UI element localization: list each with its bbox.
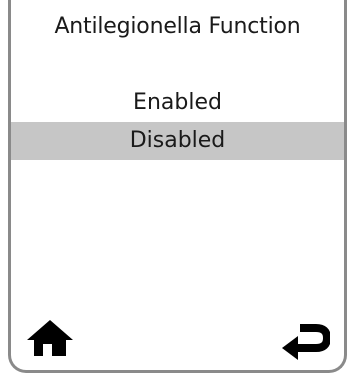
display-screen: Antilegionella Function Enabled Disabled — [8, 0, 347, 373]
option-disabled[interactable]: Disabled — [11, 122, 344, 160]
option-list: Enabled Disabled — [11, 84, 344, 160]
home-button[interactable] — [25, 318, 75, 358]
back-button[interactable] — [280, 316, 330, 360]
page-title: Antilegionella Function — [54, 14, 301, 39]
option-enabled[interactable]: Enabled — [11, 84, 344, 122]
home-icon — [25, 318, 75, 358]
return-arrow-icon — [280, 316, 330, 360]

════════════════════

TO DO: Report each line in the rows above that contains the string "option", copying those lines in full.

ANSWER TO THIS TASK:
option-disabled[interactable]: Disabled — [11, 122, 344, 160]
option-list: Enabled Disabled — [11, 84, 344, 160]
option-enabled[interactable]: Enabled — [11, 84, 344, 122]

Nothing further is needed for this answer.